--- DATA TO USE ---

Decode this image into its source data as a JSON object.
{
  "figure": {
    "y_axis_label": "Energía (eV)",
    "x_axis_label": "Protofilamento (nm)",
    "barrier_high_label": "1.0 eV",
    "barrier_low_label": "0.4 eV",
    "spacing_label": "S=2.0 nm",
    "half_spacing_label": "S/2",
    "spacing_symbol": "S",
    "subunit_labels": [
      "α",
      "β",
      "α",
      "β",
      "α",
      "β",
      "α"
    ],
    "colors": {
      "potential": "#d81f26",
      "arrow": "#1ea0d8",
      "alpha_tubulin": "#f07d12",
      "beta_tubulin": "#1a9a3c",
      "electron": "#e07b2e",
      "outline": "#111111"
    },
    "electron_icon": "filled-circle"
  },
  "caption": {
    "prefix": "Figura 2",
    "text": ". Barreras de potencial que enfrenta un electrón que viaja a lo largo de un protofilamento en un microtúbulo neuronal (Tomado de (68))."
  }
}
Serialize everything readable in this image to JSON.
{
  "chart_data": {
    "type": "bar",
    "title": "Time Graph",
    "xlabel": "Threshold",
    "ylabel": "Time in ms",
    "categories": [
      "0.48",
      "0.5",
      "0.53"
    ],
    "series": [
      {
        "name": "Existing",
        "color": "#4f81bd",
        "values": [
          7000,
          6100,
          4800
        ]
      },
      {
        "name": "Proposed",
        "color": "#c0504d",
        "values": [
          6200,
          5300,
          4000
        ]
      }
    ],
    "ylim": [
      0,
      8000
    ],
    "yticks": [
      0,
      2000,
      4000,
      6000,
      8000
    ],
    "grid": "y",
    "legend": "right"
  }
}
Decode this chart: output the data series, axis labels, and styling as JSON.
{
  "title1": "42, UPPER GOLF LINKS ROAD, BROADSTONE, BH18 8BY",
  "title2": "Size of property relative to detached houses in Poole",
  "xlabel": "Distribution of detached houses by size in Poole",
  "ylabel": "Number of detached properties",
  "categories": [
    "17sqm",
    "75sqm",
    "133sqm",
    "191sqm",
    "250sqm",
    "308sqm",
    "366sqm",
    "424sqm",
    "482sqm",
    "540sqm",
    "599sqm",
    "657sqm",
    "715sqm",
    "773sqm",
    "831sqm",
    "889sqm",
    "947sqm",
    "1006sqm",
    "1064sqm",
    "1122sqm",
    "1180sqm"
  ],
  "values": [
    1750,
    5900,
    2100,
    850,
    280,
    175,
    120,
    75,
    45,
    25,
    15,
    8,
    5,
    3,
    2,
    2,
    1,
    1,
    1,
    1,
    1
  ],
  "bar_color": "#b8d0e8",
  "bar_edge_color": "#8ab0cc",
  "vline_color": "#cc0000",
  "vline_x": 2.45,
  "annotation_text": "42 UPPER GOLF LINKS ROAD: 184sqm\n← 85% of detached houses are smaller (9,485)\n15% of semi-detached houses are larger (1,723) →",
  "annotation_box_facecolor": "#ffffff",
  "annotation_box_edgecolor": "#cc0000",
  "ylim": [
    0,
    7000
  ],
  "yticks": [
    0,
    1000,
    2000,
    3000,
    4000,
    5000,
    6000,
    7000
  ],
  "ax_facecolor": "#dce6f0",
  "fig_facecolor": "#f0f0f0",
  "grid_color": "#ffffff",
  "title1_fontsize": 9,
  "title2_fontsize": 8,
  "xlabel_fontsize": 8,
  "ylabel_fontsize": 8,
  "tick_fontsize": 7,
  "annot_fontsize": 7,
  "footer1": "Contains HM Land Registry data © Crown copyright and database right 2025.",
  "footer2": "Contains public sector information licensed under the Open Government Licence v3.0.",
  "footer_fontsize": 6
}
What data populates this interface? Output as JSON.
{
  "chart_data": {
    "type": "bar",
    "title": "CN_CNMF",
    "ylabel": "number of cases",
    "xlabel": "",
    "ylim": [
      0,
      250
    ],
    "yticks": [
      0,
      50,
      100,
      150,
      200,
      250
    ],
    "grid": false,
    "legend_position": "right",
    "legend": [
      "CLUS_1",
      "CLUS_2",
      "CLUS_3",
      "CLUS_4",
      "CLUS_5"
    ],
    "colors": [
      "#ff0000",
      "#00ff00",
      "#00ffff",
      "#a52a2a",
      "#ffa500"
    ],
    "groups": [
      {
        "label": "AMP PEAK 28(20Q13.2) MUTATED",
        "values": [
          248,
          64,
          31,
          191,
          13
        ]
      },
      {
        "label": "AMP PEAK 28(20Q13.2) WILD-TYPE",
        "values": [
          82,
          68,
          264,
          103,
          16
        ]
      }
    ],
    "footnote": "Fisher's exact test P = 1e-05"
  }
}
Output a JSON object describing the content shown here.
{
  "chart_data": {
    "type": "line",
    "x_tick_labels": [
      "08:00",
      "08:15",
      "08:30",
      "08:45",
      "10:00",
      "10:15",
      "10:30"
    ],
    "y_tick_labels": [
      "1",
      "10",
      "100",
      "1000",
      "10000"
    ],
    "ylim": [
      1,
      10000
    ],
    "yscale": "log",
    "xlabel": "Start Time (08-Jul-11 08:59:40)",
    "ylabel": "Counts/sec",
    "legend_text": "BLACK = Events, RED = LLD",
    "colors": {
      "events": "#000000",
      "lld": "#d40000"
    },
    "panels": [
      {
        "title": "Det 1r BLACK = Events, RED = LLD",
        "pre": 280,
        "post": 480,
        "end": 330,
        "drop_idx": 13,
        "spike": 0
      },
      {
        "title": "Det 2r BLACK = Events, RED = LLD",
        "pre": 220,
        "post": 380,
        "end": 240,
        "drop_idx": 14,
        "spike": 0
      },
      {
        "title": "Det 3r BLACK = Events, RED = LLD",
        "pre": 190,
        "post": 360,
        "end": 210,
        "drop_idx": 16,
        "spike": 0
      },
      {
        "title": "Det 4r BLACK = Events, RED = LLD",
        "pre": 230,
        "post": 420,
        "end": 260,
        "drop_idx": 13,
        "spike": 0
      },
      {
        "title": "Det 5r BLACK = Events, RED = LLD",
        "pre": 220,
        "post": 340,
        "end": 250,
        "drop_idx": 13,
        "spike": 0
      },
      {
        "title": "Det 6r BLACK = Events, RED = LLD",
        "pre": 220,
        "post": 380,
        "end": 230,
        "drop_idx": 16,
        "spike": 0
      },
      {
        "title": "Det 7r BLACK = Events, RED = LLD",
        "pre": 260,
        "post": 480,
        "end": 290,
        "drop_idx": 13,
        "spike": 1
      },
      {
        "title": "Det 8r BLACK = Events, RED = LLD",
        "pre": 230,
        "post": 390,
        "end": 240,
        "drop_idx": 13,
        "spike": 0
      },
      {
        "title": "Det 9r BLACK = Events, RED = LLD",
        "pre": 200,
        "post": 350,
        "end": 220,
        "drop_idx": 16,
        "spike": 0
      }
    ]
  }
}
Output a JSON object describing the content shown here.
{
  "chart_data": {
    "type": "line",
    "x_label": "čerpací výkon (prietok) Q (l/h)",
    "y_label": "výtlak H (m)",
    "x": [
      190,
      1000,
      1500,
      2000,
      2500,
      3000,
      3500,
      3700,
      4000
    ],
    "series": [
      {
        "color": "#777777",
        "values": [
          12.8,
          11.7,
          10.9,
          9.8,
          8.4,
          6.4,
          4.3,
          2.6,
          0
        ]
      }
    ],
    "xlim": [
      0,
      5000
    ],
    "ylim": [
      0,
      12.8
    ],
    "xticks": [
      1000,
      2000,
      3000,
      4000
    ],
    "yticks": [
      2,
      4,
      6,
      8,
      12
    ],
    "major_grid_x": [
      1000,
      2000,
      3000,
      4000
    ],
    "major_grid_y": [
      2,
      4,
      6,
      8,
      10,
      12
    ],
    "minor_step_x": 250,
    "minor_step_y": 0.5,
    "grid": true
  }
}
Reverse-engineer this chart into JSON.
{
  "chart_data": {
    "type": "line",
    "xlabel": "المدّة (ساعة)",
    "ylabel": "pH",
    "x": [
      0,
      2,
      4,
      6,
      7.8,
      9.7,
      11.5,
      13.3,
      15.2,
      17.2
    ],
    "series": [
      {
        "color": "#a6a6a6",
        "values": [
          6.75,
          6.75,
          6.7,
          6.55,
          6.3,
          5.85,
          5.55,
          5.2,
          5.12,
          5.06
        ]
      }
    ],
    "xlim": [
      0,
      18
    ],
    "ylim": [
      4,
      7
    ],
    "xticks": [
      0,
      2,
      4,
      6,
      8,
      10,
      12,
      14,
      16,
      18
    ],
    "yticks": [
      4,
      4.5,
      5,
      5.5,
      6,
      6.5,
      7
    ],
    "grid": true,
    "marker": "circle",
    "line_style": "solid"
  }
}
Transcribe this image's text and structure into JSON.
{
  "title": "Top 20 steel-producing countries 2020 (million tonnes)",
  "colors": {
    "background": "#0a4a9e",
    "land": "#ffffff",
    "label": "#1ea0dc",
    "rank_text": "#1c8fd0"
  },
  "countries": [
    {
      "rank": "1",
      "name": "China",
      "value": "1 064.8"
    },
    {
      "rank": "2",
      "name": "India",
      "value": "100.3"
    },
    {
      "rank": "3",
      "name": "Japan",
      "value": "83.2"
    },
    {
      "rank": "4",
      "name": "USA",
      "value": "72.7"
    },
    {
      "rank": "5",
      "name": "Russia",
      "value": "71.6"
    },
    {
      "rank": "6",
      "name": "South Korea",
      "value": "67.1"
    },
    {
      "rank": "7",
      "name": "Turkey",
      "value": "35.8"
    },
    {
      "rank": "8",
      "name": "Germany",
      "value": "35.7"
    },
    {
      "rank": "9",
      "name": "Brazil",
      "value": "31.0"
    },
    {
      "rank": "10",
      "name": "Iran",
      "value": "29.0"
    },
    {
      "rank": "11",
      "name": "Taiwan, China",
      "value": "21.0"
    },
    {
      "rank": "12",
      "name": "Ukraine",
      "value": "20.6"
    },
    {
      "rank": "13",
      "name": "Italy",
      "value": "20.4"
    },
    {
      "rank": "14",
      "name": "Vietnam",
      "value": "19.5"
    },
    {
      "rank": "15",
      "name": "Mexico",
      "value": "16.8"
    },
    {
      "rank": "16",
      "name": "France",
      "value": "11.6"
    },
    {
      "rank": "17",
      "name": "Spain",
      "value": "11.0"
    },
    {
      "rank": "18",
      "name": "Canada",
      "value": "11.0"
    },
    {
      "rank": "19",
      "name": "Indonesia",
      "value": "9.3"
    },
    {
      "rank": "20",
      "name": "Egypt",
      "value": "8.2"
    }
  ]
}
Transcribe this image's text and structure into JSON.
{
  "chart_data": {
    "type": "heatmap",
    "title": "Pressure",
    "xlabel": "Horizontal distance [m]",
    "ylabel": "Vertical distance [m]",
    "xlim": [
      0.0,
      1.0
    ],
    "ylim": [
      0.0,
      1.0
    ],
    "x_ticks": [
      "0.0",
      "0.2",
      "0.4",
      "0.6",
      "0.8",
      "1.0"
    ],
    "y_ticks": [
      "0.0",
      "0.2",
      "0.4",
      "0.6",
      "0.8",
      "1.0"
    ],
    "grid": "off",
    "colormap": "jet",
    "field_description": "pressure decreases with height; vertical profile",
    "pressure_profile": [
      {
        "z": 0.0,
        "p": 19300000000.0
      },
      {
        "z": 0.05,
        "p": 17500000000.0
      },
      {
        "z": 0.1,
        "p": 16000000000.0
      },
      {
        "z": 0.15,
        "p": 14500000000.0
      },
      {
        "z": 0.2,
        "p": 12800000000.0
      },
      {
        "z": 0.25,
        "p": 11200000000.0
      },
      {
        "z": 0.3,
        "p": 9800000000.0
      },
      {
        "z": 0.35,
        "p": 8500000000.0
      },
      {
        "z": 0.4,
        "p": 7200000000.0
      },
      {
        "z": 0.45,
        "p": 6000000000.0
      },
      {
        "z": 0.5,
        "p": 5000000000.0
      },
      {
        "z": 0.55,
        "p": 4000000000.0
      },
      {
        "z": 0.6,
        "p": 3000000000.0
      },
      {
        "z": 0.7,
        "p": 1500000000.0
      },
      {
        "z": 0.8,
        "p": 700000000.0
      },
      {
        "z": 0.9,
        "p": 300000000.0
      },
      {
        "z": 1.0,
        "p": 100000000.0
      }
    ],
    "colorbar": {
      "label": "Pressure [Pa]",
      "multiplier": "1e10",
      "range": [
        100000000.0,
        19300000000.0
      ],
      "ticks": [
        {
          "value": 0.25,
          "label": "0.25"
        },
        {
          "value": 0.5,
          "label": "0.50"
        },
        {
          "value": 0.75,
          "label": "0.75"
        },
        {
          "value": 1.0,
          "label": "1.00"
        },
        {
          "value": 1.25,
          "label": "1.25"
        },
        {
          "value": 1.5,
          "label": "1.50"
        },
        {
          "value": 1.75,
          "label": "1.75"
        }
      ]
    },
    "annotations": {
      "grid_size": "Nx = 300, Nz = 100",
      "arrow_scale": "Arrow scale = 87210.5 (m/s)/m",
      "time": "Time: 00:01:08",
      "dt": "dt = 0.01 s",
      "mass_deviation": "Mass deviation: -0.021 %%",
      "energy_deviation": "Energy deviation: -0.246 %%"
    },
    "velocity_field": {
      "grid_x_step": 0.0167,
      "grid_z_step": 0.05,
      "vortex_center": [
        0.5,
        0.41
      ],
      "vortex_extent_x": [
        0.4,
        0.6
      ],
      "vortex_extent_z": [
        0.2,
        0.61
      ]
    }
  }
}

---

Report how many lines of the entries hold the word "deviation". Nothing else is needed.

## RESULT
2